**Problem**
Locate and copy all lines bearing the word "name".

(A run of records)

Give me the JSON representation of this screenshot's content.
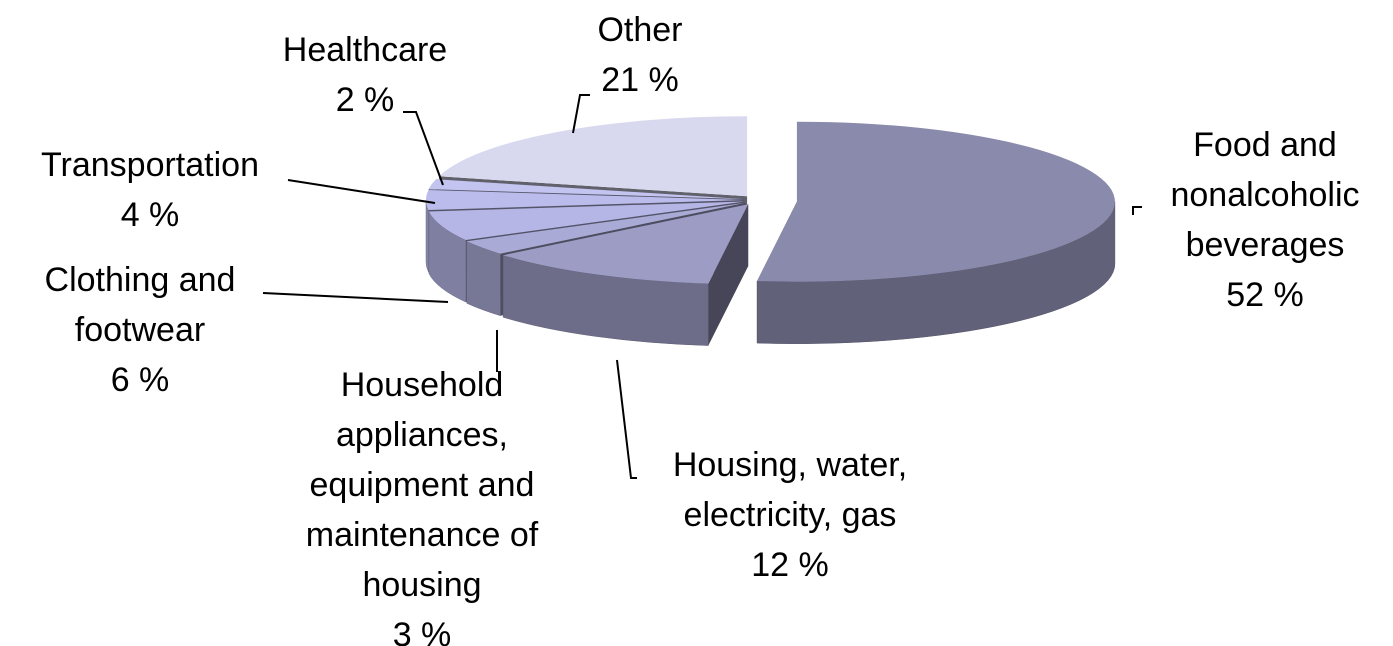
{
  "chart_data": {
    "type": "pie",
    "categories": [
      "Food and nonalcoholic beverages",
      "Housing, water, electricity, gas",
      "Household appliances, equipment and maintenance of housing",
      "Clothing and footwear",
      "Transportation",
      "Healthcare",
      "Other"
    ],
    "values": [
      52,
      12,
      3,
      6,
      4,
      2,
      21
    ],
    "value_labels": [
      "52 %",
      "12 %",
      "3 %",
      "6 %",
      "4 %",
      "2 %",
      "21 %"
    ],
    "colors": [
      "#8a8aad",
      "#9c9cc4",
      "#aaaad6",
      "#b6b6e6",
      "#bcbcec",
      "#c4c4f0",
      "#d8d8ef"
    ]
  }
}
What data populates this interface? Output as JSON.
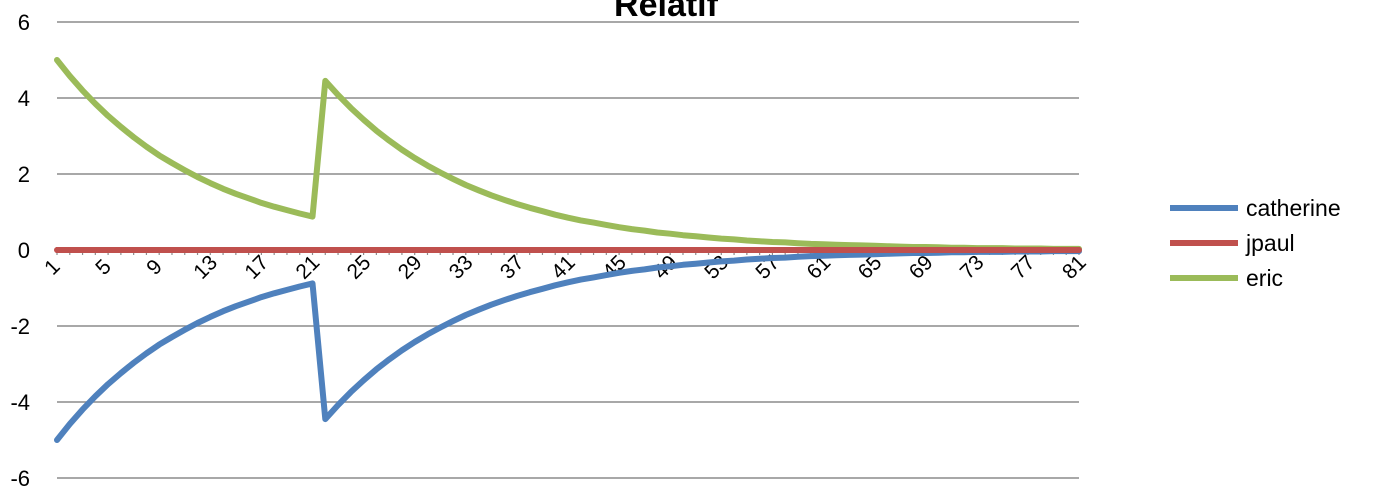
{
  "chart_data": {
    "type": "line",
    "title": "Relatif",
    "xlabel": "",
    "ylabel": "",
    "ylim": [
      -6,
      6
    ],
    "yticks": [
      -6,
      -4,
      -2,
      0,
      2,
      4,
      6
    ],
    "x_range": [
      1,
      81
    ],
    "xticks": [
      1,
      5,
      9,
      13,
      17,
      21,
      25,
      29,
      33,
      37,
      41,
      45,
      49,
      53,
      57,
      61,
      65,
      69,
      73,
      77,
      81
    ],
    "grid": "horizontal",
    "legend_position": "right",
    "series": [
      {
        "name": "catherine",
        "color": "#4F81BD",
        "x": [
          1,
          2,
          3,
          4,
          5,
          6,
          7,
          8,
          9,
          10,
          11,
          12,
          13,
          14,
          15,
          16,
          17,
          18,
          19,
          20,
          21,
          22,
          23,
          24,
          25,
          26,
          27,
          28,
          29,
          30,
          31,
          32,
          33,
          34,
          35,
          36,
          37,
          38,
          39,
          40,
          41,
          42,
          43,
          44,
          45,
          46,
          47,
          48,
          49,
          50,
          51,
          52,
          53,
          54,
          55,
          56,
          57,
          58,
          59,
          60,
          61,
          62,
          63,
          64,
          65,
          66,
          67,
          68,
          69,
          70,
          71,
          72,
          73,
          74,
          75,
          76,
          77,
          78,
          79,
          80,
          81
        ],
        "values": [
          -5.0,
          -4.58,
          -4.2,
          -3.85,
          -3.53,
          -3.24,
          -2.97,
          -2.72,
          -2.49,
          -2.29,
          -2.1,
          -1.92,
          -1.76,
          -1.61,
          -1.48,
          -1.36,
          -1.24,
          -1.14,
          -1.05,
          -0.96,
          -0.88,
          -4.45,
          -4.08,
          -3.74,
          -3.43,
          -3.14,
          -2.88,
          -2.64,
          -2.42,
          -2.22,
          -2.04,
          -1.87,
          -1.71,
          -1.57,
          -1.44,
          -1.32,
          -1.21,
          -1.11,
          -1.02,
          -0.93,
          -0.85,
          -0.78,
          -0.72,
          -0.66,
          -0.6,
          -0.55,
          -0.51,
          -0.46,
          -0.43,
          -0.39,
          -0.36,
          -0.33,
          -0.3,
          -0.28,
          -0.25,
          -0.23,
          -0.21,
          -0.2,
          -0.18,
          -0.16,
          -0.15,
          -0.14,
          -0.13,
          -0.12,
          -0.11,
          -0.1,
          -0.09,
          -0.08,
          -0.08,
          -0.07,
          -0.06,
          -0.06,
          -0.05,
          -0.05,
          -0.05,
          -0.04,
          -0.04,
          -0.04,
          -0.03,
          -0.03,
          -0.03
        ]
      },
      {
        "name": "jpaul",
        "color": "#C0504D",
        "x": [
          1,
          81
        ],
        "values": [
          0,
          0
        ]
      },
      {
        "name": "eric",
        "color": "#9BBB59",
        "x": [
          1,
          2,
          3,
          4,
          5,
          6,
          7,
          8,
          9,
          10,
          11,
          12,
          13,
          14,
          15,
          16,
          17,
          18,
          19,
          20,
          21,
          22,
          23,
          24,
          25,
          26,
          27,
          28,
          29,
          30,
          31,
          32,
          33,
          34,
          35,
          36,
          37,
          38,
          39,
          40,
          41,
          42,
          43,
          44,
          45,
          46,
          47,
          48,
          49,
          50,
          51,
          52,
          53,
          54,
          55,
          56,
          57,
          58,
          59,
          60,
          61,
          62,
          63,
          64,
          65,
          66,
          67,
          68,
          69,
          70,
          71,
          72,
          73,
          74,
          75,
          76,
          77,
          78,
          79,
          80,
          81
        ],
        "values": [
          5.0,
          4.58,
          4.2,
          3.85,
          3.53,
          3.24,
          2.97,
          2.72,
          2.49,
          2.29,
          2.1,
          1.92,
          1.76,
          1.61,
          1.48,
          1.36,
          1.24,
          1.14,
          1.05,
          0.96,
          0.88,
          4.45,
          4.08,
          3.74,
          3.43,
          3.14,
          2.88,
          2.64,
          2.42,
          2.22,
          2.04,
          1.87,
          1.71,
          1.57,
          1.44,
          1.32,
          1.21,
          1.11,
          1.02,
          0.93,
          0.85,
          0.78,
          0.72,
          0.66,
          0.6,
          0.55,
          0.51,
          0.46,
          0.43,
          0.39,
          0.36,
          0.33,
          0.3,
          0.28,
          0.25,
          0.23,
          0.21,
          0.2,
          0.18,
          0.16,
          0.15,
          0.14,
          0.13,
          0.12,
          0.11,
          0.1,
          0.09,
          0.08,
          0.08,
          0.07,
          0.06,
          0.06,
          0.05,
          0.05,
          0.05,
          0.04,
          0.04,
          0.04,
          0.03,
          0.03,
          0.03
        ]
      }
    ]
  }
}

**Problem solution**
        "name": "catherine",
        "name": "jpaul",
        "name": "eric",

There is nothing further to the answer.